WORK REQUIRED ▸ Pick out every line of the entries below where "Тимонино" occurs, and copy those lines.

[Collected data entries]
+-------+
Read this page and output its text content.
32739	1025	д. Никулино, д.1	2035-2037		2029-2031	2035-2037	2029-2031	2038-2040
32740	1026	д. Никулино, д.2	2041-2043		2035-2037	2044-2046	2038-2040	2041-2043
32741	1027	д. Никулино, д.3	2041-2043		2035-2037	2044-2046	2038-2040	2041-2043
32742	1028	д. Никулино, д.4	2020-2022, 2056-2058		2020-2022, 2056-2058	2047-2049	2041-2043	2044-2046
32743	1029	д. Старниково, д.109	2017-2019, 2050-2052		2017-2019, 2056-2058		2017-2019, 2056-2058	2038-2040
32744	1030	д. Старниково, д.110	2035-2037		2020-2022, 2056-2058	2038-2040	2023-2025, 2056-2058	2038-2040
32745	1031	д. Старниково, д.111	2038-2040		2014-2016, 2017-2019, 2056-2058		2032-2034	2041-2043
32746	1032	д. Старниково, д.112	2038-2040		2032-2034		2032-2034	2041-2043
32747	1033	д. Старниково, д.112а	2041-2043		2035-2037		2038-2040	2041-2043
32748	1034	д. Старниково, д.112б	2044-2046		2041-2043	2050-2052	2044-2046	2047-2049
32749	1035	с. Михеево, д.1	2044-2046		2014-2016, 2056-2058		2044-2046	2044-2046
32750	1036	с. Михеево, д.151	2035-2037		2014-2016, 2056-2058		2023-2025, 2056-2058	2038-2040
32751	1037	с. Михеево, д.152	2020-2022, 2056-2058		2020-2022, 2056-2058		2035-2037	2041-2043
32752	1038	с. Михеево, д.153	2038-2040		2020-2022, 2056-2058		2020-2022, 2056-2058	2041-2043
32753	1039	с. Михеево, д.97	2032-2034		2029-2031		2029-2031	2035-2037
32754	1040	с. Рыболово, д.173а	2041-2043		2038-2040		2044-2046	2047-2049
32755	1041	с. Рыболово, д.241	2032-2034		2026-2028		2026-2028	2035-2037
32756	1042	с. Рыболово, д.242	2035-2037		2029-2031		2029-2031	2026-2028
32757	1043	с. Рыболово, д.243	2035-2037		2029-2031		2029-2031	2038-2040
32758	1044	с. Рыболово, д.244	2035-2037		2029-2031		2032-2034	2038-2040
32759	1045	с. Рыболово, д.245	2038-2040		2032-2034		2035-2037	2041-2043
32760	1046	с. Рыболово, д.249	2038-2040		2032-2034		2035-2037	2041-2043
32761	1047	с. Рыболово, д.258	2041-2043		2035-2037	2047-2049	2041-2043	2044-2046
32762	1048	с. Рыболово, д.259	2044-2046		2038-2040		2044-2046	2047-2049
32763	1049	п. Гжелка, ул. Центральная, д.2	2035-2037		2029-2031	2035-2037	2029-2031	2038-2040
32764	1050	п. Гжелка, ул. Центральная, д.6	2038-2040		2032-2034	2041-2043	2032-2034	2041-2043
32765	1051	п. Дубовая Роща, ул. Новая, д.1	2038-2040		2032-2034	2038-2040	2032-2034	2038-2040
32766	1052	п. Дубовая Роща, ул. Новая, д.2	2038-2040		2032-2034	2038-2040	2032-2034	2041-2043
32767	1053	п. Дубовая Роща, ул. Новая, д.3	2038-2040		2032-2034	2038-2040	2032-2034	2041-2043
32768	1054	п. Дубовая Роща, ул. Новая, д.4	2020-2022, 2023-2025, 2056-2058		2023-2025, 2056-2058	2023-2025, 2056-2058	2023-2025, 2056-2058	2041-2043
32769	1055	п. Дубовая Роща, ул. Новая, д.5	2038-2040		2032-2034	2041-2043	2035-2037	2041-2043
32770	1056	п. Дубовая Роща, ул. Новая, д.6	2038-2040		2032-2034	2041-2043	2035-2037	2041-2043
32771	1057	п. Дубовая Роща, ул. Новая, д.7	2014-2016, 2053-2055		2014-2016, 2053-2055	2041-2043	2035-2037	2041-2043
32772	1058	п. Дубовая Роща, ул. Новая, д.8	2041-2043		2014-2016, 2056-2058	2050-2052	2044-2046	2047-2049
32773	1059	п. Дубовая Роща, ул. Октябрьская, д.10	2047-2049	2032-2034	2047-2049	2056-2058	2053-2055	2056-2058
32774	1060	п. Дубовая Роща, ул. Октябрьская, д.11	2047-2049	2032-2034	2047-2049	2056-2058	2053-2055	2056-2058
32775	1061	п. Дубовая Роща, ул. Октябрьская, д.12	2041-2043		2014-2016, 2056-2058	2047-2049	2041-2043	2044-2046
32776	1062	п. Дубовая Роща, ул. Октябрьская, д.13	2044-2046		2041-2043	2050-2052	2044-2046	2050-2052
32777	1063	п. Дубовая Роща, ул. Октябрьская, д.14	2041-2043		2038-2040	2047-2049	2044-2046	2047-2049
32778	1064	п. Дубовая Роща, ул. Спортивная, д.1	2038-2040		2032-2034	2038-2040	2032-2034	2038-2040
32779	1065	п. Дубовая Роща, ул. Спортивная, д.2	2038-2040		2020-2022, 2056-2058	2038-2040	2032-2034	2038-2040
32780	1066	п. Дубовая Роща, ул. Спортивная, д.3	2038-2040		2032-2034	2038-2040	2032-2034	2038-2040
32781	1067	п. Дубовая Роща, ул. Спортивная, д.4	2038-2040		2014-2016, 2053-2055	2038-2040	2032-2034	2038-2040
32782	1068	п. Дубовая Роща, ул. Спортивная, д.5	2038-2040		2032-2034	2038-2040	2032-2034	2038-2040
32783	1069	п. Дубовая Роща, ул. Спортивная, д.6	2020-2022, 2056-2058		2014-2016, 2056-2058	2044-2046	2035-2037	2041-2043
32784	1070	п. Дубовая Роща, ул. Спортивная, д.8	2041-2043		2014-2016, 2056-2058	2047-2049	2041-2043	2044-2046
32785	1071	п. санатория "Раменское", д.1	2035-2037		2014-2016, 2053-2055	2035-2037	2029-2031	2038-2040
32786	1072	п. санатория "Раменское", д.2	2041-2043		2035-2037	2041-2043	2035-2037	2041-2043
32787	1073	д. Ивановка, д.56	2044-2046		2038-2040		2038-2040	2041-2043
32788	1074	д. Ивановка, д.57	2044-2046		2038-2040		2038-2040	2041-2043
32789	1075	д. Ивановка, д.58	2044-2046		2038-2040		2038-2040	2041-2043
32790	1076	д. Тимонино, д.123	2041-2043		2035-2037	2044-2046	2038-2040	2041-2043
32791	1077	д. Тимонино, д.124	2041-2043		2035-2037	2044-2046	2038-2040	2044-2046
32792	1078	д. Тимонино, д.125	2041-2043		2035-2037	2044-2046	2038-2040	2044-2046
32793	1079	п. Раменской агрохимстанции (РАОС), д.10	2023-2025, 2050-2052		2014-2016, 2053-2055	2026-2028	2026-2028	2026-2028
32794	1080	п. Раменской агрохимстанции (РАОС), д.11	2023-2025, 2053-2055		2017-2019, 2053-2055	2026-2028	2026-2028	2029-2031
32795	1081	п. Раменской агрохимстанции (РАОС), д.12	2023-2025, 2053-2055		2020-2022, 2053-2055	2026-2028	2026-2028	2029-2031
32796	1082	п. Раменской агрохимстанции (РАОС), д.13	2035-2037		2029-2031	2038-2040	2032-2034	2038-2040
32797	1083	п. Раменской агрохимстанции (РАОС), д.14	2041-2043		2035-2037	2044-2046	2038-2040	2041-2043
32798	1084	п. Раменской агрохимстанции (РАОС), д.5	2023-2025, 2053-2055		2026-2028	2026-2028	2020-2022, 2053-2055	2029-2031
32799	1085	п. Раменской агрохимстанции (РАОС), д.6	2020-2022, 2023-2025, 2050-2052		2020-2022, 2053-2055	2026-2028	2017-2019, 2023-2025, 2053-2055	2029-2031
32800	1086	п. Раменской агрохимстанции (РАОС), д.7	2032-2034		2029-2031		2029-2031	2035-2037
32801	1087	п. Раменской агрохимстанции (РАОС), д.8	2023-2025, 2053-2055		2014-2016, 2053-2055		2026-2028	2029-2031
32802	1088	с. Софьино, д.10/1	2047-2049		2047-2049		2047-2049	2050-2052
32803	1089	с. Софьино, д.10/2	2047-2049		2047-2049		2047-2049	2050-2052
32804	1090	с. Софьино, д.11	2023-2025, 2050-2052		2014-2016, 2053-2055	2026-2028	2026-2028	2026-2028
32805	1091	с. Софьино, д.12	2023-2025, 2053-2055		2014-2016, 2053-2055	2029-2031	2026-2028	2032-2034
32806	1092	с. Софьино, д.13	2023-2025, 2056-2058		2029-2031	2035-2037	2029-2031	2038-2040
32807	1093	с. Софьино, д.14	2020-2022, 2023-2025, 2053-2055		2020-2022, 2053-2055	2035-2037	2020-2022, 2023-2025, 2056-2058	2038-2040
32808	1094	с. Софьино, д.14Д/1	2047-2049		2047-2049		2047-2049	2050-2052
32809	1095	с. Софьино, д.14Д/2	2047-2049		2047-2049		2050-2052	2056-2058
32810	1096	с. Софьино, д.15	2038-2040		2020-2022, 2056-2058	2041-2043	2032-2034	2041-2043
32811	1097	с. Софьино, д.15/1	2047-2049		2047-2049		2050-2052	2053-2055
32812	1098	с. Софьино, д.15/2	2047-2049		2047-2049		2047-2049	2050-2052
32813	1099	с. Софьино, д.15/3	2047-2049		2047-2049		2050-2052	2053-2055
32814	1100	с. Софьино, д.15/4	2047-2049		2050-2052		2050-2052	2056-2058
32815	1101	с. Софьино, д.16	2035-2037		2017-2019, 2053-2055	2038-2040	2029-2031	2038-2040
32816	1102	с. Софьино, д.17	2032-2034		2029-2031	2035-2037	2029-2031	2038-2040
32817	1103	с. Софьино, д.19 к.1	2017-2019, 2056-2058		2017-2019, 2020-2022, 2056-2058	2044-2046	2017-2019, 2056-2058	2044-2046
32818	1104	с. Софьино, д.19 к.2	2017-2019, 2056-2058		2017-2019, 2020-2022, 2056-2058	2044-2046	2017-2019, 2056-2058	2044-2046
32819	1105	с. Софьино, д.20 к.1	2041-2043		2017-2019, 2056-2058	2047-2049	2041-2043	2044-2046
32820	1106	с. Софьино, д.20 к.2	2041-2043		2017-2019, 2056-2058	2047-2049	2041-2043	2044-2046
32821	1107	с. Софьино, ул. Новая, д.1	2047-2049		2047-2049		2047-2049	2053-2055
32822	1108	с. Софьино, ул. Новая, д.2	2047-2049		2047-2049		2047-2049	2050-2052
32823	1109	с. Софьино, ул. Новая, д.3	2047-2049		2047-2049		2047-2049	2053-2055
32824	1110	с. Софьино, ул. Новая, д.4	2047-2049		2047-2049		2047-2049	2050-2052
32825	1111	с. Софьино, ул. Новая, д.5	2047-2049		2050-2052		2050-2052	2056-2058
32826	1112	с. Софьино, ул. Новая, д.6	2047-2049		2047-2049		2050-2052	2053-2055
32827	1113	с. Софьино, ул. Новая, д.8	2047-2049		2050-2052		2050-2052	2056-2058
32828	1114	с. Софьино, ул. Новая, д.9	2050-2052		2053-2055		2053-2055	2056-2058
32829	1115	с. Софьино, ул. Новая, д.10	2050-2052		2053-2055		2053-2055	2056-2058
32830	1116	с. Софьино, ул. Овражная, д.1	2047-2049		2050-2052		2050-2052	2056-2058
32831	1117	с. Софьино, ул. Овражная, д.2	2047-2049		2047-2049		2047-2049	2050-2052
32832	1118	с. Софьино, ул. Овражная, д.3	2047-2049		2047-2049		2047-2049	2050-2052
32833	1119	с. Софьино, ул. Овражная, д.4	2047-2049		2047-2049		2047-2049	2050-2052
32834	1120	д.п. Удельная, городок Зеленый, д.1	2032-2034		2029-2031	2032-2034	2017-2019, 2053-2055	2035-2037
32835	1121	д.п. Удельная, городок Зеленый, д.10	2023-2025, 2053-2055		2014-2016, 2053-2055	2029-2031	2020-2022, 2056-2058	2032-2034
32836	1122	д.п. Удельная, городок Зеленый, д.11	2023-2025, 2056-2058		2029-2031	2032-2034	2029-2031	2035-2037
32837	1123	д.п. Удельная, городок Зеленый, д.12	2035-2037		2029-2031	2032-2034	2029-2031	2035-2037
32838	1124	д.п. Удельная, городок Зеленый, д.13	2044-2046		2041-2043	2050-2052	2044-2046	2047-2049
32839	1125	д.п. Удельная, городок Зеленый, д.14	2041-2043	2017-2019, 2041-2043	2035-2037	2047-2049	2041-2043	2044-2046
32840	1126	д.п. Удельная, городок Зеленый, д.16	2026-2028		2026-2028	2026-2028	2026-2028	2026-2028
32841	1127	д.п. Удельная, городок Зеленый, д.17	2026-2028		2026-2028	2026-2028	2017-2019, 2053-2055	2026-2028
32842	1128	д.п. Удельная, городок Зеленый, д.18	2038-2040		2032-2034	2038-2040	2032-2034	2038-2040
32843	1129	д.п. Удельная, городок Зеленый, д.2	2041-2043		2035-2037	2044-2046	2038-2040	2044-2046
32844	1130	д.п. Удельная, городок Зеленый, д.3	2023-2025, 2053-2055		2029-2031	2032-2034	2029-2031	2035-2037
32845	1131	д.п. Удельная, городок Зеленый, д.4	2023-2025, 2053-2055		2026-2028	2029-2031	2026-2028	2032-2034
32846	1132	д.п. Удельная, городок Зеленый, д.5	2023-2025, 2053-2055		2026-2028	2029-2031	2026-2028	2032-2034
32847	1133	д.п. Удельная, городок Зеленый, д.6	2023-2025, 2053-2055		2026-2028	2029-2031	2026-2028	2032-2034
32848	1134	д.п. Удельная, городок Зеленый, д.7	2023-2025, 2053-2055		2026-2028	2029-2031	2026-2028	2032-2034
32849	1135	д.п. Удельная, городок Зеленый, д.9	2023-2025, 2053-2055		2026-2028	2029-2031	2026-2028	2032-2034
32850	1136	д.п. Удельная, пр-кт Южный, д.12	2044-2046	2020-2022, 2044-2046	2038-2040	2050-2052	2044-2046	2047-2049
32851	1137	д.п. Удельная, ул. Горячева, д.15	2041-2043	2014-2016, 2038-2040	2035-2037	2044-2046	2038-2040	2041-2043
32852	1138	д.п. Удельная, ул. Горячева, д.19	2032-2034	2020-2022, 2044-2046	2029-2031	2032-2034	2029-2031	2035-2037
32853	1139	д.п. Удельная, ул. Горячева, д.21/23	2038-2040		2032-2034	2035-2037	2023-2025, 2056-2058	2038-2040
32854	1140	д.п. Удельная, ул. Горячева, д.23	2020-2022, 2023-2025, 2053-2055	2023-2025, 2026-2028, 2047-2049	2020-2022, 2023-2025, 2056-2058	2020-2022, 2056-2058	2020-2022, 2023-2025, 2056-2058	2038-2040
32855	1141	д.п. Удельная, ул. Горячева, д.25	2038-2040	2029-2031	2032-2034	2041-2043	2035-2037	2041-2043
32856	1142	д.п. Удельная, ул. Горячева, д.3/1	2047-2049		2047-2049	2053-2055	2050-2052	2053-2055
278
+-------+
ANSWER FOR THIS EXERCISE ▸
32790	1076	д. Тимонино, д.123	2041-2043		2035-2037	2044-2046	2038-2040	2041-2043
32791	1077	д. Тимонино, д.124	2041-2043		2035-2037	2044-2046	2038-2040	2044-2046
32792	1078	д. Тимонино, д.125	2041-2043		2035-2037	2044-2046	2038-2040	2044-2046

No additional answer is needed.